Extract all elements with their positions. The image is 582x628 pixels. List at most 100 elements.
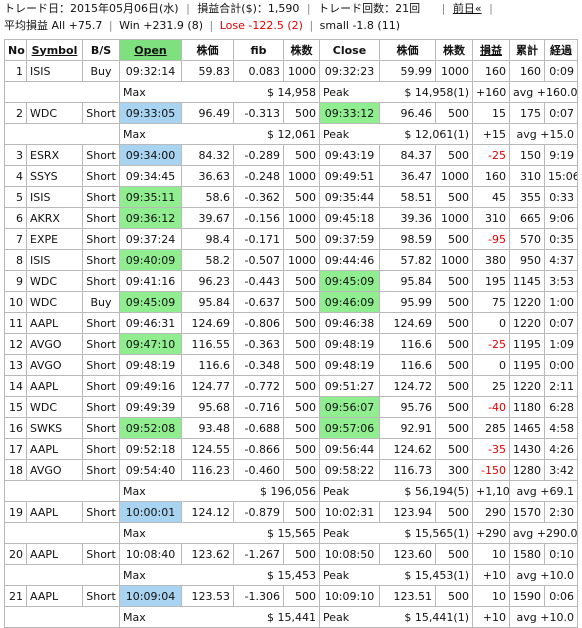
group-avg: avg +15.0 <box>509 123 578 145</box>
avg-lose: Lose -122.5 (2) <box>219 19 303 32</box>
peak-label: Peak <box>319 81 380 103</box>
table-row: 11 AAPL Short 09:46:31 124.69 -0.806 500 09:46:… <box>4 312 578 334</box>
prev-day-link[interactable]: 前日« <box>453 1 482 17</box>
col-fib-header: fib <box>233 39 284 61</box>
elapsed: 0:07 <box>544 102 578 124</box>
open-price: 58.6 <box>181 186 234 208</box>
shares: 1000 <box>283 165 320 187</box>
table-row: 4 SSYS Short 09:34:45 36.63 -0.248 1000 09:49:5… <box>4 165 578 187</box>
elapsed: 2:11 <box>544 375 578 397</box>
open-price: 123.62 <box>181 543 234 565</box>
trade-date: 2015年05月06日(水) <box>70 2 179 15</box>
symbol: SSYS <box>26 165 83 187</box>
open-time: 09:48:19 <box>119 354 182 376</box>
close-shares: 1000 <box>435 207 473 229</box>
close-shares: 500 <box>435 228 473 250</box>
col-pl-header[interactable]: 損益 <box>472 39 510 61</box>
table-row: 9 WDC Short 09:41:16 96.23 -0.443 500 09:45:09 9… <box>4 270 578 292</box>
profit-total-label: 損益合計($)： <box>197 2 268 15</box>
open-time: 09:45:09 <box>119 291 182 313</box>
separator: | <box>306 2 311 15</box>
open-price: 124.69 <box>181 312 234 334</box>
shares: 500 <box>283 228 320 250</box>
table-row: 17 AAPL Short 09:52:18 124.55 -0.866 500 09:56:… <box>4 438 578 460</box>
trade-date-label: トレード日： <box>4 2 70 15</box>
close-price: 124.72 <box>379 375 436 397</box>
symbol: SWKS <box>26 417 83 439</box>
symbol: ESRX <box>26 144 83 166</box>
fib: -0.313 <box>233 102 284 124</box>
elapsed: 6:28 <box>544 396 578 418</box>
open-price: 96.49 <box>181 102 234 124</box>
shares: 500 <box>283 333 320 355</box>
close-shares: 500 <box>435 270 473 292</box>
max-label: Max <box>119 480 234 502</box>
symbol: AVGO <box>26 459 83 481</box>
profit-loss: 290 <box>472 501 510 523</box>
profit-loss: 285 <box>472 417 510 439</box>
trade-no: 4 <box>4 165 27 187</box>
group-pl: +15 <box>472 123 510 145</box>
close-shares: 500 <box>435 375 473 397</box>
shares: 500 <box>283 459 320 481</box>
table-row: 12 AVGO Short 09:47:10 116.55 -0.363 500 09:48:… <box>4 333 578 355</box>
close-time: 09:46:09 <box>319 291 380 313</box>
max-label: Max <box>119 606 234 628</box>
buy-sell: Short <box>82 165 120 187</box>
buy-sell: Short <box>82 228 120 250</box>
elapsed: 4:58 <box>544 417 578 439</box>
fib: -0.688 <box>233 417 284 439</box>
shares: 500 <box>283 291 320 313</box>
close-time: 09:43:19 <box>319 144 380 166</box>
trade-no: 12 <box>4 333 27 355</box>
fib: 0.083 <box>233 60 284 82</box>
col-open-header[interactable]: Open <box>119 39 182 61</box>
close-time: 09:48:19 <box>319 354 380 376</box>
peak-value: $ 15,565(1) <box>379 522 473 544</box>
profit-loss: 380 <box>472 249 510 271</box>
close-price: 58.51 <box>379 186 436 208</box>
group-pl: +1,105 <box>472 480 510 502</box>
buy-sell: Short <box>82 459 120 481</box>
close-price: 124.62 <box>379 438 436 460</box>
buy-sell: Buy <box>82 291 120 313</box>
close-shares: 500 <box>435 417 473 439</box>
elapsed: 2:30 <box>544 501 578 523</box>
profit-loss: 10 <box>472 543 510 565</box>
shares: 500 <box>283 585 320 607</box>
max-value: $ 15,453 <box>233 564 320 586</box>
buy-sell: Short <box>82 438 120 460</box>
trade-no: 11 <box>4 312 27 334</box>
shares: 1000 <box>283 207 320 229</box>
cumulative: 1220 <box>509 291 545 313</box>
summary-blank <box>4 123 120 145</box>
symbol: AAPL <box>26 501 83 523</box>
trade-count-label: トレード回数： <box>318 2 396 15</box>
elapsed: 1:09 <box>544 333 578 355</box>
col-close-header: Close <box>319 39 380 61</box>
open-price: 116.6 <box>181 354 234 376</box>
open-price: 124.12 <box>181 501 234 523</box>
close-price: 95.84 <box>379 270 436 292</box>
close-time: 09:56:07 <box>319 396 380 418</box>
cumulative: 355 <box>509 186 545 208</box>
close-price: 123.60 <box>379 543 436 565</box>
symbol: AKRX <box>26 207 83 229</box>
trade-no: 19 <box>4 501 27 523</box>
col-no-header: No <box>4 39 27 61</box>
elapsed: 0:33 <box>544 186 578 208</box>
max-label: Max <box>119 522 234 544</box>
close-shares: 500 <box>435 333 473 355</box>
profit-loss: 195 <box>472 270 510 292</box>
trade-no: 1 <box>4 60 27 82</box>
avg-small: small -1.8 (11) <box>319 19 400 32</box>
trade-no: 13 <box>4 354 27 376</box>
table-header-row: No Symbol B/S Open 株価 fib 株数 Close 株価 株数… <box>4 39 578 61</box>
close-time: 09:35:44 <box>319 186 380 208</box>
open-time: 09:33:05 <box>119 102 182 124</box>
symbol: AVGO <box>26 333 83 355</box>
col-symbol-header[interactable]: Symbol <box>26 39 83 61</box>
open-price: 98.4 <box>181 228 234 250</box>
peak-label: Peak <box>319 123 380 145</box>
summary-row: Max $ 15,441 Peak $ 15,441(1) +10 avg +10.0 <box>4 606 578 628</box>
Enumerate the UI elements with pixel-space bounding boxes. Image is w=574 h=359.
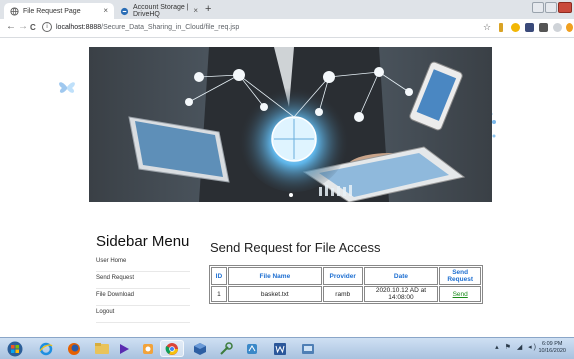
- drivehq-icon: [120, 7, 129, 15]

* _GOAL_
Can you reproduce word for word the lines beginning with the one that contains "group-avg: avg +15.0" and continuing through the one that contains "elapsed: 6:28 <box>544 396 578 418</box>", including both of those lines?

* _RESULT FOR THIS EXERCISE_
group-avg: avg +15.0 <box>509 123 578 145</box>
avg-lose: Lose -122.5 (2) <box>219 19 303 32</box>
peak-label: Peak <box>319 81 380 103</box>
table-row: 11 AAPL Short 09:46:31 124.69 -0.806 500 09:46:… <box>4 312 578 334</box>
prev-day-link[interactable]: 前日« <box>453 1 482 17</box>
col-fib-header: fib <box>233 39 284 61</box>
elapsed: 0:07 <box>544 102 578 124</box>
open-price: 58.6 <box>181 186 234 208</box>
shares: 1000 <box>283 165 320 187</box>
table-row: 4 SSYS Short 09:34:45 36.63 -0.248 1000 09:49:5… <box>4 165 578 187</box>
elapsed: 2:11 <box>544 375 578 397</box>
open-price: 123.62 <box>181 543 234 565</box>
trade-date: 2015年05月06日(水) <box>70 2 179 15</box>
symbol: SSYS <box>26 165 83 187</box>
open-time: 09:48:19 <box>119 354 182 376</box>
close-shares: 1000 <box>435 207 473 229</box>
close-shares: 500 <box>435 228 473 250</box>
col-pl-header[interactable]: 損益 <box>472 39 510 61</box>
table-row: 9 WDC Short 09:41:16 96.23 -0.443 500 09:45:09 9… <box>4 270 578 292</box>
profit-total-label: 損益合計($)： <box>197 2 268 15</box>
open-time: 09:45:09 <box>119 291 182 313</box>
separator: | <box>306 2 311 15</box>
open-price: 124.69 <box>181 312 234 334</box>
shares: 500 <box>283 228 320 250</box>
table-row: 17 AAPL Short 09:52:18 124.55 -0.866 500 09:56:… <box>4 438 578 460</box>
trade-date-label: トレード日： <box>4 2 70 15</box>
close-price: 124.72 <box>379 375 436 397</box>
symbol: SWKS <box>26 417 83 439</box>
symbol: ESRX <box>26 144 83 166</box>
fib: -0.313 <box>233 102 284 124</box>
elapsed: 6:28 <box>544 396 578 418</box>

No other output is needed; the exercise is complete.